▶ REQUIREMENT
Read the listing and extract each line that includes the word "ylabel".

▶ DATASET ROWS
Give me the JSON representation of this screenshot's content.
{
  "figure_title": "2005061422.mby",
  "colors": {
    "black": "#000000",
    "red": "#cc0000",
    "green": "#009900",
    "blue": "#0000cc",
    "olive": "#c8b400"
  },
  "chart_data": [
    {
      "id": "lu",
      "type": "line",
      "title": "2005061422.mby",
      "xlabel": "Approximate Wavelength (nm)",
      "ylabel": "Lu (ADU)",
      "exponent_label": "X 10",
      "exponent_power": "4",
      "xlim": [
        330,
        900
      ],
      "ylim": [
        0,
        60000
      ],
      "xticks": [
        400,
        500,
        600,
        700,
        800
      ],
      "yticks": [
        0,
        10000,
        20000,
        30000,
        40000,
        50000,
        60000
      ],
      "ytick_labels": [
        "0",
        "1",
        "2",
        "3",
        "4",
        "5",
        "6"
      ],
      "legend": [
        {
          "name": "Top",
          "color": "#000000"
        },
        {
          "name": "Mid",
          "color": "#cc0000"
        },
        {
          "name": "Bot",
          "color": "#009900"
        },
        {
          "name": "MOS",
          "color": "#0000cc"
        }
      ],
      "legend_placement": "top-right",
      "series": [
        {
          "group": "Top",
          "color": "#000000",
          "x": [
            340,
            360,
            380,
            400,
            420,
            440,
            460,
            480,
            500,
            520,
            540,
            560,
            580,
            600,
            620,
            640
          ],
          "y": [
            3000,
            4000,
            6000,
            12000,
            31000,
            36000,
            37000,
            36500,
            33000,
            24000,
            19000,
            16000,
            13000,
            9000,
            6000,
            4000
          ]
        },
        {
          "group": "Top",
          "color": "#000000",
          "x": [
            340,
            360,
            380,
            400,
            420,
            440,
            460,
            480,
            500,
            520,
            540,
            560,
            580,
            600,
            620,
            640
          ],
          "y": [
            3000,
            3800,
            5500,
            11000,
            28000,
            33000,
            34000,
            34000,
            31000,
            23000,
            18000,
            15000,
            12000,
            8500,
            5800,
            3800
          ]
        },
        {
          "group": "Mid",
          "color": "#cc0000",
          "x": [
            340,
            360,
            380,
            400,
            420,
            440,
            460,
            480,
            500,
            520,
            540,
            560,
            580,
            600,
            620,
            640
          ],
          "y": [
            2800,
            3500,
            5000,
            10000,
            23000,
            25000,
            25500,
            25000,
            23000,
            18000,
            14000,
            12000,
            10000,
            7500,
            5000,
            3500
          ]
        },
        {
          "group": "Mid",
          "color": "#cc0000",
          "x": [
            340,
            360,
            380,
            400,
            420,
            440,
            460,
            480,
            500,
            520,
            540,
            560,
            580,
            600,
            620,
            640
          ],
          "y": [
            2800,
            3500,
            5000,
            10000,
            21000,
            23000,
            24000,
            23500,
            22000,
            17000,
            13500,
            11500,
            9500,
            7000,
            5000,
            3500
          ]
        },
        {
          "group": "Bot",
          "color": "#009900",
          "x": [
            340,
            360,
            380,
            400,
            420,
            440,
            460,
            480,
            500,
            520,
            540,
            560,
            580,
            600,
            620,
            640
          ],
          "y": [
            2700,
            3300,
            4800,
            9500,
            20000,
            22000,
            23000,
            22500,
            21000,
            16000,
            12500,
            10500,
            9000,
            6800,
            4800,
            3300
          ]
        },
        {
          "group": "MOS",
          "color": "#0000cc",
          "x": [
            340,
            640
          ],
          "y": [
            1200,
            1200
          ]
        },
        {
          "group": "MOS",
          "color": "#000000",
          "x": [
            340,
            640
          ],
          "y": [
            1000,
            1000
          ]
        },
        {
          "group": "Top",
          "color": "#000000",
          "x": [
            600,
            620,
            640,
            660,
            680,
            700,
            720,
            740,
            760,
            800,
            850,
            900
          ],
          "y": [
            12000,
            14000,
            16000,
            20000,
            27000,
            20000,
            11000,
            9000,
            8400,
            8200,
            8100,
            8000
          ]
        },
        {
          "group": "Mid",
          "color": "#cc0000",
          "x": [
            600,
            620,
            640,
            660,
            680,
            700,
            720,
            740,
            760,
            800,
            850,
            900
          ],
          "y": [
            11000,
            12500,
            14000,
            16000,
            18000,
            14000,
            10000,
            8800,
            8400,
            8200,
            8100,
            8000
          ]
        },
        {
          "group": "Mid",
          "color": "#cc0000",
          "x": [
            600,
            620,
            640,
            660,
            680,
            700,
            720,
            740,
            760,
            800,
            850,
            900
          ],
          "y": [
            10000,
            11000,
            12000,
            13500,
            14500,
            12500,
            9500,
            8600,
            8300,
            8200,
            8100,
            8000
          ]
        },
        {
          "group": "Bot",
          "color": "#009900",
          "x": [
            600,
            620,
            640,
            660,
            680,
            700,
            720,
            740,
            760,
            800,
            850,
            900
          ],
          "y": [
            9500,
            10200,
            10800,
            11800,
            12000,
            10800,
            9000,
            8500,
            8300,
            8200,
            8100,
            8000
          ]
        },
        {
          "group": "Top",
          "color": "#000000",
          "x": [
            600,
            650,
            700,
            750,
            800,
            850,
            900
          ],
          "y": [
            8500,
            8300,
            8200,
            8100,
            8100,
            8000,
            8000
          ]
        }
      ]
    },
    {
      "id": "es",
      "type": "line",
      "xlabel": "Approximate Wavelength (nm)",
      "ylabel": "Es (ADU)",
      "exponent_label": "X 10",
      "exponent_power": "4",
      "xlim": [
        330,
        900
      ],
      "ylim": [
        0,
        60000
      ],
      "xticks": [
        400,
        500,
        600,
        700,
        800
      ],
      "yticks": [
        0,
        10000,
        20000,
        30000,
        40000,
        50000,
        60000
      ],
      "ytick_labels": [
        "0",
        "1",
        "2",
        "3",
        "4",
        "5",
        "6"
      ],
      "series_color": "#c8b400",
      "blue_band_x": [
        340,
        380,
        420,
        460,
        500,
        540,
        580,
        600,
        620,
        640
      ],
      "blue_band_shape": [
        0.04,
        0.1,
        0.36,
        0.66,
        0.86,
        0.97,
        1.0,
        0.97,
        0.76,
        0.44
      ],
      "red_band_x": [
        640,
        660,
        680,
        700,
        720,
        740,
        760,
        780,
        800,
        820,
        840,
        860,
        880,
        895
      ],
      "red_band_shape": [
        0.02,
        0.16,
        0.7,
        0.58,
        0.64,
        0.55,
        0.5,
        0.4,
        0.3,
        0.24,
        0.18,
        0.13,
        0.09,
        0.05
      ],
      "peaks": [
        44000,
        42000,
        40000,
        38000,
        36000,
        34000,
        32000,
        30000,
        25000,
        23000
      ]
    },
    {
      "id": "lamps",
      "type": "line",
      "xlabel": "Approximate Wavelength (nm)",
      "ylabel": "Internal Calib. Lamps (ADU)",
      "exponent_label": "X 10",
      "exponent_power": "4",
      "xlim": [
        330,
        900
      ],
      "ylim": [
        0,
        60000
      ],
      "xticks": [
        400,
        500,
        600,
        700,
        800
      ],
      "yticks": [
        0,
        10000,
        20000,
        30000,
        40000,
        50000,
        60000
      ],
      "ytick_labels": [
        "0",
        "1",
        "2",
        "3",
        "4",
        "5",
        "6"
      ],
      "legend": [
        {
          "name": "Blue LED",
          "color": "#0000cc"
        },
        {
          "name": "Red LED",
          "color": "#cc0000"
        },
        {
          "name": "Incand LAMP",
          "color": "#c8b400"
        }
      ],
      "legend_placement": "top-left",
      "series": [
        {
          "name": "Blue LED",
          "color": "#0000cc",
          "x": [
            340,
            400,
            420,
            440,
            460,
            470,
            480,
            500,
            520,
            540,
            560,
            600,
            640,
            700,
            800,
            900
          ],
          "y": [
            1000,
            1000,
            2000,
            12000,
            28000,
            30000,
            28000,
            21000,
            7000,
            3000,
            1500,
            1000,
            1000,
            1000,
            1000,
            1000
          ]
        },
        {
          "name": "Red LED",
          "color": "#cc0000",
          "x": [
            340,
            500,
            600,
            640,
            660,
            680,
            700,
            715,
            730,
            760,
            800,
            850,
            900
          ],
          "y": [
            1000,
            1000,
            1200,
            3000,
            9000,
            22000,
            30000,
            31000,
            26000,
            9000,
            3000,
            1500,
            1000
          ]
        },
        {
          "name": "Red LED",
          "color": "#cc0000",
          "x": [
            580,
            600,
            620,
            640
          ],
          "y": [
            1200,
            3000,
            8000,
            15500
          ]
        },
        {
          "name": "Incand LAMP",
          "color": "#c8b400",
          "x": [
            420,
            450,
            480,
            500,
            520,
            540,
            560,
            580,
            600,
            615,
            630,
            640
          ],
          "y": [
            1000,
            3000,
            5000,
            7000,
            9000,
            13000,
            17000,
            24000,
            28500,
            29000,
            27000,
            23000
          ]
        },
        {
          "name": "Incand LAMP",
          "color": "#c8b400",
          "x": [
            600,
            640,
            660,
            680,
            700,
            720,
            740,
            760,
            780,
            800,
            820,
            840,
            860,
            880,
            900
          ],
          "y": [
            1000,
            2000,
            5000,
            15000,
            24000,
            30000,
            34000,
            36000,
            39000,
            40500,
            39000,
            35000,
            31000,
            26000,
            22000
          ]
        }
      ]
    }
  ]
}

▶ SOLUTION TO THIS EXERCISE
      "ylabel": "Lu (ADU)",
      "ylabel": "Es (ADU)",
      "ylabel": "Internal Calib. Lamps (ADU)",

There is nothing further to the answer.